WHAT NEEDS TO BE DONE
Would you return all of this data exactly, leaving nothing out?

THE INPUT
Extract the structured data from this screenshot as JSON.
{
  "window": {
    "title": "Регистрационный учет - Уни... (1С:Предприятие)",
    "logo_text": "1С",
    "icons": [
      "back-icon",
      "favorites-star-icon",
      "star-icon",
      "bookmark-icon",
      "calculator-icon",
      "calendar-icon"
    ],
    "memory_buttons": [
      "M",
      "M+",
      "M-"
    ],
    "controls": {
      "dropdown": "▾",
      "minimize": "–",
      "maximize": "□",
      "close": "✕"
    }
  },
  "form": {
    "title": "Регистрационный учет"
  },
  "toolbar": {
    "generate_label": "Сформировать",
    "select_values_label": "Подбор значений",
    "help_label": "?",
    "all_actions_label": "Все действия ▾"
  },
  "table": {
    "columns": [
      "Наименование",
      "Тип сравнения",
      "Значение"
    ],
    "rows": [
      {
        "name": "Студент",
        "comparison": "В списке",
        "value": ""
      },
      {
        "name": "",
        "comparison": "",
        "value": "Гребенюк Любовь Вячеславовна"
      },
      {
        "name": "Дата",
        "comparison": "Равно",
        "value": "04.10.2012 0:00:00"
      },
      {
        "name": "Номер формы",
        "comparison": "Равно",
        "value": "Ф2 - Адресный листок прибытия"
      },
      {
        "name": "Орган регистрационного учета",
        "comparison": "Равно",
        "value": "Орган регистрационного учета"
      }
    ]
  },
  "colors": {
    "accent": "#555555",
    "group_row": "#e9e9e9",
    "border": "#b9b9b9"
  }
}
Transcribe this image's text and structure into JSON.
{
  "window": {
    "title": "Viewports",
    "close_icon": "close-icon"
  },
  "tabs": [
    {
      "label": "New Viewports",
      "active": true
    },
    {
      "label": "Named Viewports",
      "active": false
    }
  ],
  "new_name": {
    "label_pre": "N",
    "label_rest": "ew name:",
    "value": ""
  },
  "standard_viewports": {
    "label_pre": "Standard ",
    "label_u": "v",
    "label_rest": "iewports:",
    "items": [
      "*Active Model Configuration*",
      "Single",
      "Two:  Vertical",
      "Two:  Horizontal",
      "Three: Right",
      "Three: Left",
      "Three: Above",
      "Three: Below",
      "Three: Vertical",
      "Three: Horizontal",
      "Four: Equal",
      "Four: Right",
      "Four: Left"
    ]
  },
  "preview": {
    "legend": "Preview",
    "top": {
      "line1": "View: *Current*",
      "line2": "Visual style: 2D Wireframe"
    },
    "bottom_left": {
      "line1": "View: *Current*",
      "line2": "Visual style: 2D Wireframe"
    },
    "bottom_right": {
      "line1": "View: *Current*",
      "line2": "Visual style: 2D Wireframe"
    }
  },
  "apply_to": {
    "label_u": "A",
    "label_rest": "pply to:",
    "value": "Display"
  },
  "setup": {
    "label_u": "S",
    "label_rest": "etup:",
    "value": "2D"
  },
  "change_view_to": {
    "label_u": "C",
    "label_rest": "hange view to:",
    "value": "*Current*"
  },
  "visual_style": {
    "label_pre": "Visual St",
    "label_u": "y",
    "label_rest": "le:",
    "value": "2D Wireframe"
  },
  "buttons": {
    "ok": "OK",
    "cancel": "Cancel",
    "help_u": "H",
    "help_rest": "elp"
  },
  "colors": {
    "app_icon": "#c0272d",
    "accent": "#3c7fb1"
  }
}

SOLUTION TO THE EXERCISE
Extract the structured data from this screenshot as JSON.
{
  "window": {
    "title": "Регистрационный учет - Уни... (1С:Предприятие)",
    "logo_text": "1С",
    "icons": [
      "back-icon",
      "favorites-star-icon",
      "star-icon",
      "bookmark-icon",
      "calculator-icon",
      "calendar-icon"
    ],
    "memory_buttons": [
      "M",
      "M+",
      "M-"
    ],
    "controls": {
      "dropdown": "▾",
      "minimize": "–",
      "maximize": "□",
      "close": "✕"
    }
  },
  "form": {
    "title": "Регистрационный учет"
  },
  "toolbar": {
    "generate_label": "Сформировать",
    "select_values_label": "Подбор значений",
    "help_label": "?",
    "all_actions_label": "Все действия ▾"
  },
  "table": {
    "columns": [
      "Наименование",
      "Тип сравнения",
      "Значение"
    ],
    "rows": [
      {
        "name": "Студент",
        "comparison": "В списке",
        "value": ""
      },
      {
        "name": "",
        "comparison": "",
        "value": "Гребенюк Любовь Вячеславовна"
      },
      {
        "name": "Дата",
        "comparison": "Равно",
        "value": "04.10.2012 0:00:00"
      },
      {
        "name": "Номер формы",
        "comparison": "Равно",
        "value": "Ф2 - Адресный листок прибытия"
      },
      {
        "name": "Орган регистрационного учета",
        "comparison": "Равно",
        "value": "Орган регистрационного учета"
      }
    ]
  },
  "colors": {
    "accent": "#555555",
    "group_row": "#e9e9e9",
    "border": "#b9b9b9"
  }
}
Transcribe this image's text and structure into JSON.
{
  "window": {
    "title": "Viewports",
    "close_icon": "close-icon"
  },
  "tabs": [
    {
      "label": "New Viewports",
      "active": true
    },
    {
      "label": "Named Viewports",
      "active": false
    }
  ],
  "new_name": {
    "label_pre": "N",
    "label_rest": "ew name:",
    "value": ""
  },
  "standard_viewports": {
    "label_pre": "Standard ",
    "label_u": "v",
    "label_rest": "iewports:",
    "items": [
      "*Active Model Configuration*",
      "Single",
      "Two:  Vertical",
      "Two:  Horizontal",
      "Three: Right",
      "Three: Left",
      "Three: Above",
      "Three: Below",
      "Three: Vertical",
      "Three: Horizontal",
      "Four: Equal",
      "Four: Right",
      "Four: Left"
    ]
  },
  "preview": {
    "legend": "Preview",
    "top": {
      "line1": "View: *Current*",
      "line2": "Visual style: 2D Wireframe"
    },
    "bottom_left": {
      "line1": "View: *Current*",
      "line2": "Visual style: 2D Wireframe"
    },
    "bottom_right": {
      "line1": "View: *Current*",
      "line2": "Visual style: 2D Wireframe"
    }
  },
  "apply_to": {
    "label_u": "A",
    "label_rest": "pply to:",
    "value": "Display"
  },
  "setup": {
    "label_u": "S",
    "label_rest": "etup:",
    "value": "2D"
  },
  "change_view_to": {
    "label_u": "C",
    "label_rest": "hange view to:",
    "value": "*Current*"
  },
  "visual_style": {
    "label_pre": "Visual St",
    "label_u": "y",
    "label_rest": "le:",
    "value": "2D Wireframe"
  },
  "buttons": {
    "ok": "OK",
    "cancel": "Cancel",
    "help_u": "H",
    "help_rest": "elp"
  },
  "colors": {
    "app_icon": "#c0272d",
    "accent": "#3c7fb1"
  }
}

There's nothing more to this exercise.